== Exercise input
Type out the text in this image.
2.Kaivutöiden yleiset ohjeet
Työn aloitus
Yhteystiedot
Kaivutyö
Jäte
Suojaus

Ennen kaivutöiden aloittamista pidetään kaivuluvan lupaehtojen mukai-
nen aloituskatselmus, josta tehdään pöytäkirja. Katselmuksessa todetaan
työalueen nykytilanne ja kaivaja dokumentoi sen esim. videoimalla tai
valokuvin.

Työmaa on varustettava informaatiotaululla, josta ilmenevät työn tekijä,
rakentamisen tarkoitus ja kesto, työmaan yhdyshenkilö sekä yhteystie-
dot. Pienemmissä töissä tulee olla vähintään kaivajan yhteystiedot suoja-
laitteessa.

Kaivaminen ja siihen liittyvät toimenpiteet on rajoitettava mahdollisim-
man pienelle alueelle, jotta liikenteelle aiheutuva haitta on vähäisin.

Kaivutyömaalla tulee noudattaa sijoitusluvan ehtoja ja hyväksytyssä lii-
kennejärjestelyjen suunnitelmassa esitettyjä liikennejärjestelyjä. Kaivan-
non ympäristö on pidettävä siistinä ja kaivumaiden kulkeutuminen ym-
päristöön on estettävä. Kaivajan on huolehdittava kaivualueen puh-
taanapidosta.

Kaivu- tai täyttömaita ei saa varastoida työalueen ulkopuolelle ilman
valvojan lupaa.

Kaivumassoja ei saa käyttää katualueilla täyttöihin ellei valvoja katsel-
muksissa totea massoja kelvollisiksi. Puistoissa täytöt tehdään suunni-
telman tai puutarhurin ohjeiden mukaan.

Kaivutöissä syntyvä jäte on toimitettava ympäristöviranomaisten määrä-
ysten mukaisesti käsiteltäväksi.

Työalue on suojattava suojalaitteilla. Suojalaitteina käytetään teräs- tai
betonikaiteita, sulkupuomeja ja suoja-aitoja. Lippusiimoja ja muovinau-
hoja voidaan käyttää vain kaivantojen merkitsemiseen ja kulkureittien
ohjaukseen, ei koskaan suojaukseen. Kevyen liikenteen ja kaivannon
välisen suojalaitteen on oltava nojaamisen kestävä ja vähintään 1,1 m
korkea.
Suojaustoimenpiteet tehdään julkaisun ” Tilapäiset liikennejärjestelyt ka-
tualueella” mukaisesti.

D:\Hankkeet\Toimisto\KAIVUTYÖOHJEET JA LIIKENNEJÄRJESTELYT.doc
====
> **Directions**
Extract, from the material above, each line holding the word "käyttää".

> **The result**
Kaivumassoja ei saa käyttää katualueilla täyttöihin ellei valvoja katsel-
hoja voidaan käyttää vain kaivantojen merkitsemiseen ja kulkureittien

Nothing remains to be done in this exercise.